# [Work to complete]
Skip the pictures. Copy all the rest of the records down exactly.
┄┄┄┄┄┄┄┄┄┄
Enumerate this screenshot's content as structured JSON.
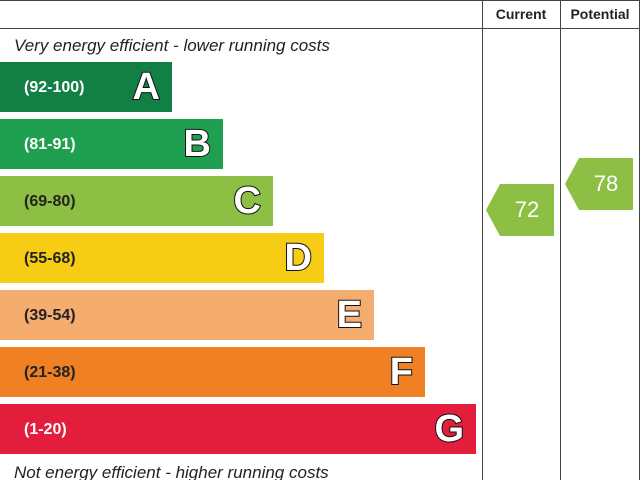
{
  "header": {
    "current": "Current",
    "potential": "Potential"
  },
  "top_note": "Very energy efficient - lower running costs",
  "bottom_note": "Not energy efficient - higher running costs",
  "bands": [
    {
      "range": "(92-100)",
      "letter": "A"
    },
    {
      "range": "(81-91)",
      "letter": "B"
    },
    {
      "range": "(69-80)",
      "letter": "C"
    },
    {
      "range": "(55-68)",
      "letter": "D"
    },
    {
      "range": "(39-54)",
      "letter": "E"
    },
    {
      "range": "(21-38)",
      "letter": "F"
    },
    {
      "range": "(1-20)",
      "letter": "G"
    }
  ],
  "current": 72,
  "potential": 78
}
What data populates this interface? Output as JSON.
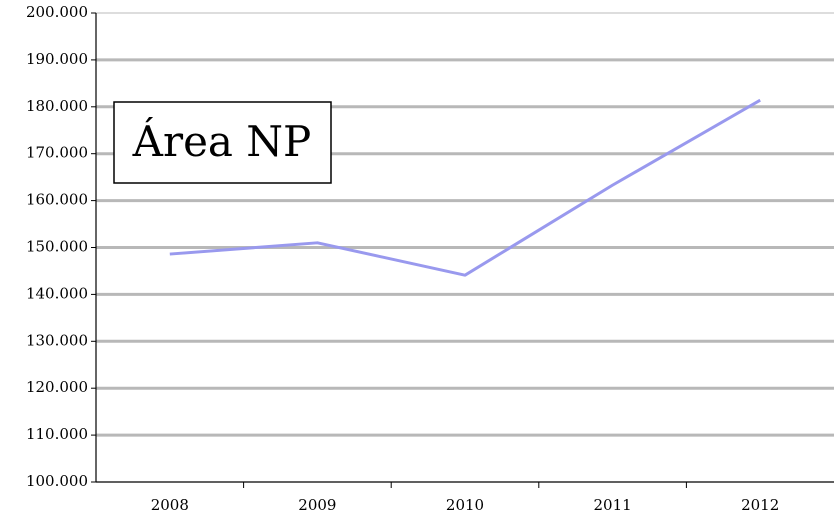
{
  "chart_data": {
    "type": "line",
    "title": "Área NP",
    "categories": [
      "2008",
      "2009",
      "2010",
      "2011",
      "2012"
    ],
    "series": [
      {
        "name": "Área NP",
        "color": "#9999ee",
        "values": [
          148600,
          151000,
          144100,
          163300,
          181400
        ]
      }
    ],
    "ylim": [
      100000,
      200000
    ],
    "yticks": [
      {
        "value": 100000,
        "label": "100.000"
      },
      {
        "value": 110000,
        "label": "110.000"
      },
      {
        "value": 120000,
        "label": "120.000"
      },
      {
        "value": 130000,
        "label": "130.000"
      },
      {
        "value": 140000,
        "label": "140.000"
      },
      {
        "value": 150000,
        "label": "150.000"
      },
      {
        "value": 160000,
        "label": "160.000"
      },
      {
        "value": 170000,
        "label": "170.000"
      },
      {
        "value": 180000,
        "label": "180.000"
      },
      {
        "value": 190000,
        "label": "190.000"
      },
      {
        "value": 200000,
        "label": "200.000"
      }
    ],
    "grid": true
  }
}
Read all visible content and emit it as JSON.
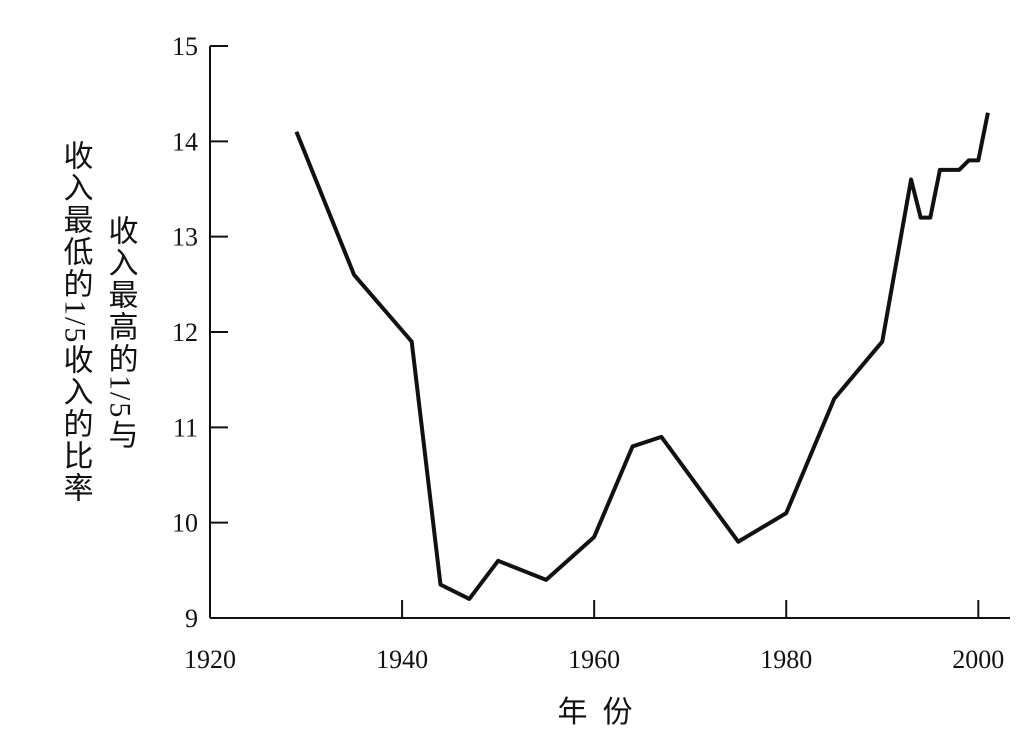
┄┄┄┄┄┄┄┄┄┄
# [Answer below]
Enumerate this screenshot's content as structured JSON.
{
  "header": {
    "current": "Current",
    "potential": "Potential"
  },
  "top_note": "Very energy efficient - lower running costs",
  "bottom_note": "Not energy efficient - higher running costs",
  "bands": [
    {
      "range": "(92-100)",
      "letter": "A"
    },
    {
      "range": "(81-91)",
      "letter": "B"
    },
    {
      "range": "(69-80)",
      "letter": "C"
    },
    {
      "range": "(55-68)",
      "letter": "D"
    },
    {
      "range": "(39-54)",
      "letter": "E"
    },
    {
      "range": "(21-38)",
      "letter": "F"
    },
    {
      "range": "(1-20)",
      "letter": "G"
    }
  ],
  "current": 72,
  "potential": 78
}
What data populates this interface? Output as JSON.
{
  "chart_data": {
    "type": "line",
    "title": "Área NP",
    "categories": [
      "2008",
      "2009",
      "2010",
      "2011",
      "2012"
    ],
    "series": [
      {
        "name": "Área NP",
        "color": "#9999ee",
        "values": [
          148600,
          151000,
          144100,
          163300,
          181400
        ]
      }
    ],
    "ylim": [
      100000,
      200000
    ],
    "yticks": [
      {
        "value": 100000,
        "label": "100.000"
      },
      {
        "value": 110000,
        "label": "110.000"
      },
      {
        "value": 120000,
        "label": "120.000"
      },
      {
        "value": 130000,
        "label": "130.000"
      },
      {
        "value": 140000,
        "label": "140.000"
      },
      {
        "value": 150000,
        "label": "150.000"
      },
      {
        "value": 160000,
        "label": "160.000"
      },
      {
        "value": 170000,
        "label": "170.000"
      },
      {
        "value": 180000,
        "label": "180.000"
      },
      {
        "value": 190000,
        "label": "190.000"
      },
      {
        "value": 200000,
        "label": "200.000"
      }
    ],
    "grid": true
  }
}
Read all visible content and emit it as JSON.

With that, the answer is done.